— WRITTEN PROBLEM —
In the records below, find each line containing the word "JSON" and copy it.

— RECORDED DATA —
********************
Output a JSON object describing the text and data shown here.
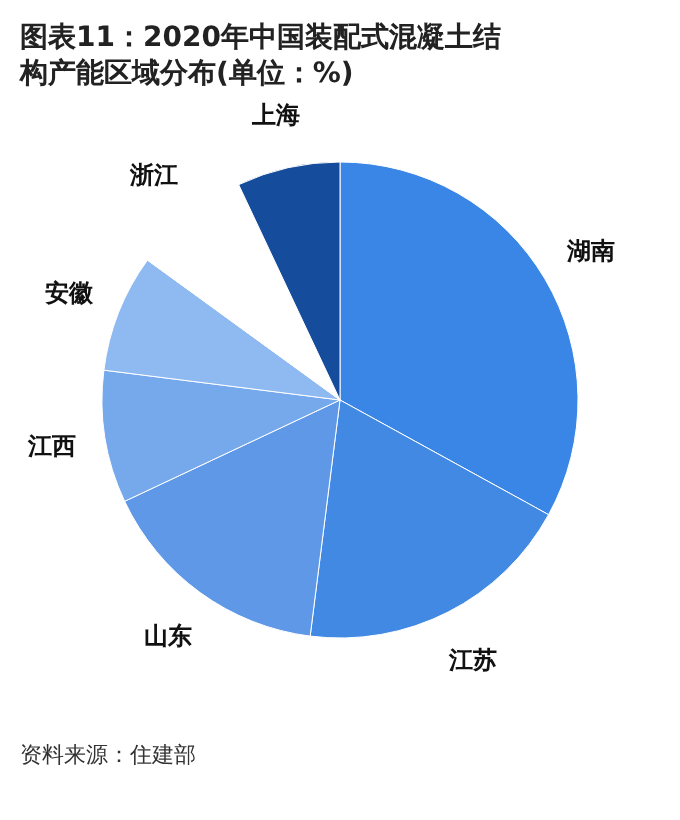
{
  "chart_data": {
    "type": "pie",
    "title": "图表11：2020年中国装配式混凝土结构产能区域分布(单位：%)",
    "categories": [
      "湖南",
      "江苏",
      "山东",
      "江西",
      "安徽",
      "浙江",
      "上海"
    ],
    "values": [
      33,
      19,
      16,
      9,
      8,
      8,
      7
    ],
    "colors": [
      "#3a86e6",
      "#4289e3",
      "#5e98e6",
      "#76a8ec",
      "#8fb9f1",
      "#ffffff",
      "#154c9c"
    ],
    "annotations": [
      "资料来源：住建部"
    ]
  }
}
********************
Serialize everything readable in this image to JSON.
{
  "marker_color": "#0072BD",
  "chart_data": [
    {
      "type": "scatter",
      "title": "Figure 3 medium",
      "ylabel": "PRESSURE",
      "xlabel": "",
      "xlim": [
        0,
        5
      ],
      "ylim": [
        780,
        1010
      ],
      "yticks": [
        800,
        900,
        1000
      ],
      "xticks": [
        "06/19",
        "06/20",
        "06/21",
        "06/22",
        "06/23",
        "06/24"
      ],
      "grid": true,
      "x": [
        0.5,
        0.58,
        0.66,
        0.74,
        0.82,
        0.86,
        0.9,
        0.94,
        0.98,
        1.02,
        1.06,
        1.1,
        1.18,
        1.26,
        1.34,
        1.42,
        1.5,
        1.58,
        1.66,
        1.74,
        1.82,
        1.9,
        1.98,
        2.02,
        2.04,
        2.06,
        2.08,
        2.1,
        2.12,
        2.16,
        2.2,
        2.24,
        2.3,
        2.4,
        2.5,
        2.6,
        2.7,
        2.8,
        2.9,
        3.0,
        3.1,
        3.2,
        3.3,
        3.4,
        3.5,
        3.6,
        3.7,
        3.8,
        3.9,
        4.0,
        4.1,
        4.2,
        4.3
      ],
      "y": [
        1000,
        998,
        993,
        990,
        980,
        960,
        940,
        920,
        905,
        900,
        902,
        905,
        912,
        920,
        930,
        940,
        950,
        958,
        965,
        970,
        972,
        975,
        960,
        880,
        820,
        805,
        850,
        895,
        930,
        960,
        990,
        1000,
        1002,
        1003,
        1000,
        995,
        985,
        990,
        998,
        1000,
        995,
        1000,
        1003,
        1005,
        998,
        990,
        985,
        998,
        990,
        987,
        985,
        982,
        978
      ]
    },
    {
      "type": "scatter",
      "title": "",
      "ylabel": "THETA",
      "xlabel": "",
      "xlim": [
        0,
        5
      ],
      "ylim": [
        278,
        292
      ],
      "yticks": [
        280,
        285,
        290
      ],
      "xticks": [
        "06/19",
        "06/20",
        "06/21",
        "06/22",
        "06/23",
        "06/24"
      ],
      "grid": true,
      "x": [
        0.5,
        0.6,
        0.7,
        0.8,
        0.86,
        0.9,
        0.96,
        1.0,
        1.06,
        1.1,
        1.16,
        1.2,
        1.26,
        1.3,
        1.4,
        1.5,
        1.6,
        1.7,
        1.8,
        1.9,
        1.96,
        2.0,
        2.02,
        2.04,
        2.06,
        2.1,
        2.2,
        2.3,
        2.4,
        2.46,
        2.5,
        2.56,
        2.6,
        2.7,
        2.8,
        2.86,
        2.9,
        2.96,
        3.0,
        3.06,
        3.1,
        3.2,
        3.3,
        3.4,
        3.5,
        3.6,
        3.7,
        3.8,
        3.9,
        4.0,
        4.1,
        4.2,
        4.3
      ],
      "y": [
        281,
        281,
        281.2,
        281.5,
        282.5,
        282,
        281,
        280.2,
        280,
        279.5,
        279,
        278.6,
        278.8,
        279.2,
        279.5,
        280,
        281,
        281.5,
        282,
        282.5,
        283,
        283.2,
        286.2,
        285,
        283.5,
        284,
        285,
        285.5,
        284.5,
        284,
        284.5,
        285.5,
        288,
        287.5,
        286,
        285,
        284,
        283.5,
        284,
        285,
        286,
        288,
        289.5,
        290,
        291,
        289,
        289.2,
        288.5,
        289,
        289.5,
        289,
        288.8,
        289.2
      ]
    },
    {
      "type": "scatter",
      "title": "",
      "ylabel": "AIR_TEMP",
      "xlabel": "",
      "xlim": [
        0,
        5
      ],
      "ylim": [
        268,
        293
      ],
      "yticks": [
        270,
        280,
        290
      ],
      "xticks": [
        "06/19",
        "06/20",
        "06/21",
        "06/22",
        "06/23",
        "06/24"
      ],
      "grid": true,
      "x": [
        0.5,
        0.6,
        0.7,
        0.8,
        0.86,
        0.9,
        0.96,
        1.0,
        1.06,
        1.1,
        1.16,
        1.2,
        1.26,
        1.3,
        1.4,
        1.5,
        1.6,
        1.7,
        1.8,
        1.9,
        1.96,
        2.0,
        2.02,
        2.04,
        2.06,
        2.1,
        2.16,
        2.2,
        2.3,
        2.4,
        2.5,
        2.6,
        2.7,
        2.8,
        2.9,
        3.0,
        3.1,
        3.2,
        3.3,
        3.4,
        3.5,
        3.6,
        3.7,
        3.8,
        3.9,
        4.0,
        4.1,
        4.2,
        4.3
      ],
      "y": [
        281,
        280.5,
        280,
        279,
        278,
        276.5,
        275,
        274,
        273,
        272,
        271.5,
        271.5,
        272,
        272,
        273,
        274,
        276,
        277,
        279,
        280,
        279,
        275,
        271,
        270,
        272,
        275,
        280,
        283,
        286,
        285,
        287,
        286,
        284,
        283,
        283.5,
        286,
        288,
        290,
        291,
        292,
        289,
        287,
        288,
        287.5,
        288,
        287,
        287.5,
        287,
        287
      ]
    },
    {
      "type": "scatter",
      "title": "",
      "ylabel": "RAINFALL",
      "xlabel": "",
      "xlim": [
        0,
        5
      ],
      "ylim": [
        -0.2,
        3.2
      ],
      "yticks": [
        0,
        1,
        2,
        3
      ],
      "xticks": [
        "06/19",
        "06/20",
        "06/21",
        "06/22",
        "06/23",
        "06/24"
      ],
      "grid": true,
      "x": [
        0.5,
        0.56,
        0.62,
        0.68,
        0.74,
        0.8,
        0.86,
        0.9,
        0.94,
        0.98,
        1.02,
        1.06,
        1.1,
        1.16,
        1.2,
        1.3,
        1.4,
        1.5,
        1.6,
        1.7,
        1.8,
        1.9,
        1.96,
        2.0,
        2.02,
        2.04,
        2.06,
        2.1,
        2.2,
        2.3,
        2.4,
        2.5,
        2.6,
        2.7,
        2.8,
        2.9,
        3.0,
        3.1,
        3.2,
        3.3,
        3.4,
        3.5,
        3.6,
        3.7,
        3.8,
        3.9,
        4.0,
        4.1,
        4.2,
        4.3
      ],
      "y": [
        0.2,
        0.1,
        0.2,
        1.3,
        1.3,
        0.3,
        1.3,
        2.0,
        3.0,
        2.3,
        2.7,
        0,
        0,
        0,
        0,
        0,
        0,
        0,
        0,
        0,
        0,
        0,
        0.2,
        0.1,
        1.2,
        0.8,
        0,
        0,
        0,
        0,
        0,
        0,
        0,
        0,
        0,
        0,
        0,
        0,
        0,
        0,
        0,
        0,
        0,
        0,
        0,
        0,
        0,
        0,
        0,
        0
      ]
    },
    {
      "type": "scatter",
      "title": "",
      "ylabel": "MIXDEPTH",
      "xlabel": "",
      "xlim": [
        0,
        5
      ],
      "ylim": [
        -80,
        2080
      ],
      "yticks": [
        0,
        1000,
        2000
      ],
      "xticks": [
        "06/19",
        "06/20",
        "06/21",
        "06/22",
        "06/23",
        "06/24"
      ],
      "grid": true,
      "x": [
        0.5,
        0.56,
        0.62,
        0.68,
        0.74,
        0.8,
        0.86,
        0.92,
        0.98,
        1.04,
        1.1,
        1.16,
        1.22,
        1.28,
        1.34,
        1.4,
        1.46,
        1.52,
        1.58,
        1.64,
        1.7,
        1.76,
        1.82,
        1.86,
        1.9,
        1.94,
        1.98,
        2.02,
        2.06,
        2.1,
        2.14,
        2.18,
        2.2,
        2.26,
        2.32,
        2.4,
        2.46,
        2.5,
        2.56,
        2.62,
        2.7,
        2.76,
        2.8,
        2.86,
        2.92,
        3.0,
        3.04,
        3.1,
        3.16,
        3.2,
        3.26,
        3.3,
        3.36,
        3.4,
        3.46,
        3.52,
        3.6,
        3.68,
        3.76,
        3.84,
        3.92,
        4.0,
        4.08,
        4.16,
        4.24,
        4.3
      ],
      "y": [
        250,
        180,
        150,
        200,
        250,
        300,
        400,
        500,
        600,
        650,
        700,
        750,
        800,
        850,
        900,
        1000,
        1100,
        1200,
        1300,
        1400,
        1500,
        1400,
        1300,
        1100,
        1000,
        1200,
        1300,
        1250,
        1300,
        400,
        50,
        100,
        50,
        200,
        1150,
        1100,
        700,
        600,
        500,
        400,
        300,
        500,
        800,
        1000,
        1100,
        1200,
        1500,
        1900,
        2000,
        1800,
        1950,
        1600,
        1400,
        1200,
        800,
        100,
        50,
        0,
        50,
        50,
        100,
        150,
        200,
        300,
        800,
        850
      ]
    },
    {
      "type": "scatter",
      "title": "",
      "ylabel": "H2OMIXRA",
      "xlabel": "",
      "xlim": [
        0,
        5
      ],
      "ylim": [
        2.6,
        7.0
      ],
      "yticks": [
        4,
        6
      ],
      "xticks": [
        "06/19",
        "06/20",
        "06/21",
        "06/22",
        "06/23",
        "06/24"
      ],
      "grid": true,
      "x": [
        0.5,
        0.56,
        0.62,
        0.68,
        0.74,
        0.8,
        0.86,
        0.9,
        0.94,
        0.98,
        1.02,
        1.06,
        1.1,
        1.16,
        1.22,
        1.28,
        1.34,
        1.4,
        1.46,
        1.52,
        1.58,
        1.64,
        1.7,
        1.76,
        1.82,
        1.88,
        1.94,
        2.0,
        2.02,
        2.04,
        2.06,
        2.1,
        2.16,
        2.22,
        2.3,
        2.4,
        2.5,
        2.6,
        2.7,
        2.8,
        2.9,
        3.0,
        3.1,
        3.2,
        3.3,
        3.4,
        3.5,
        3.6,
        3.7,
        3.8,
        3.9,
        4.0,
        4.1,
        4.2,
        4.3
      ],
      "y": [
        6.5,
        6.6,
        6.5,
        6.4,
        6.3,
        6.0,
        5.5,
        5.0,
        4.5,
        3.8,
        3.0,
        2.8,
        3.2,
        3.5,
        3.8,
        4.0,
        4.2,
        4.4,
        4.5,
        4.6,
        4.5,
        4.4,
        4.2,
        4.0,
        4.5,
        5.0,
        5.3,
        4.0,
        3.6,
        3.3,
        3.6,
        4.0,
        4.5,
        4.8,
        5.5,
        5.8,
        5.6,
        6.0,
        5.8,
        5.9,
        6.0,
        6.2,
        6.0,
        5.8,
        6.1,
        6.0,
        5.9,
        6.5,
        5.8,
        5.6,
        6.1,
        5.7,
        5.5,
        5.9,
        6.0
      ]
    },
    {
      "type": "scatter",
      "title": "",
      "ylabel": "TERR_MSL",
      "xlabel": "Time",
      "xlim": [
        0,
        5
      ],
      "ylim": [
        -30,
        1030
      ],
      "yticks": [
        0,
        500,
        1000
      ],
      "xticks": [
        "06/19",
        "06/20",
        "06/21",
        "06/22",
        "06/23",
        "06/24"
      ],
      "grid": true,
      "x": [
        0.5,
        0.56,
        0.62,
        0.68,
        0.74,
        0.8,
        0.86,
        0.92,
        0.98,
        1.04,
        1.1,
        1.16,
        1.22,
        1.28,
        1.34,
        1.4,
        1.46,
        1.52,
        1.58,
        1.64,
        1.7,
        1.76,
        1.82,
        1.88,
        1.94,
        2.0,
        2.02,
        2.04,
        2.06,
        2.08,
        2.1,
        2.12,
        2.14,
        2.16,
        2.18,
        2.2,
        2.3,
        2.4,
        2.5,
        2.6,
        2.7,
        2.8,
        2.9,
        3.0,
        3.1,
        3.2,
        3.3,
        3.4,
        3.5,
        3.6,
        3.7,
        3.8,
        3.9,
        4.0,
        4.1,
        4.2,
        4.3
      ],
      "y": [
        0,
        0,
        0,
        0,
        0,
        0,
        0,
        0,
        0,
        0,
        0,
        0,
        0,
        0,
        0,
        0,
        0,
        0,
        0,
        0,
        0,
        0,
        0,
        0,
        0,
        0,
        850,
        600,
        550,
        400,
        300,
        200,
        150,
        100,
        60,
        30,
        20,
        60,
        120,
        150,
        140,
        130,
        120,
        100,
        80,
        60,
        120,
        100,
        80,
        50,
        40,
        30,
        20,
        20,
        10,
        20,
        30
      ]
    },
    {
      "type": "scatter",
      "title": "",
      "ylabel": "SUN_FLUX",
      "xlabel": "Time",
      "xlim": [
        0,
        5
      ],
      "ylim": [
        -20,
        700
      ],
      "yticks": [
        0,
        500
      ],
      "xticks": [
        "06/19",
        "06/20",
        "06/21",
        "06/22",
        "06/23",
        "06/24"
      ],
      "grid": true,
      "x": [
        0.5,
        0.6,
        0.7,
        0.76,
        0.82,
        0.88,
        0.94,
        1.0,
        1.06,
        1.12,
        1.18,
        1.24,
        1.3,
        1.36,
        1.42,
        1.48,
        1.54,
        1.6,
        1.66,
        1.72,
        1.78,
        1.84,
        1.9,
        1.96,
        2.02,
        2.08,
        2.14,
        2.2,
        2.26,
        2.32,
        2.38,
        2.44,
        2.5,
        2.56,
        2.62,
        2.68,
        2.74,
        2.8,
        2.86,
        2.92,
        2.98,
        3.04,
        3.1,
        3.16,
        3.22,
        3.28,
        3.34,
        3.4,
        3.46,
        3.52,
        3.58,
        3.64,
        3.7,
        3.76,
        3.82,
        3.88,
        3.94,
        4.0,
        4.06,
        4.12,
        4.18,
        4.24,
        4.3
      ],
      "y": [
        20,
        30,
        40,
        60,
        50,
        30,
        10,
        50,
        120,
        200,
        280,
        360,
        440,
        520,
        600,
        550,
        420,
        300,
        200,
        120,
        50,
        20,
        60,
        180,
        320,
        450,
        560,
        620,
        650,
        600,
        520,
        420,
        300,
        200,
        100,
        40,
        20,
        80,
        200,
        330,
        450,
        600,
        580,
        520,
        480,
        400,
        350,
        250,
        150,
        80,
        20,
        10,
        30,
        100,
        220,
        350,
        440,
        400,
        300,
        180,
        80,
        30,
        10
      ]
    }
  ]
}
********************
— WRITTEN SOLUTION —
Output a JSON object describing the text and data shown here.
Serialize everything readable in this image to JSON.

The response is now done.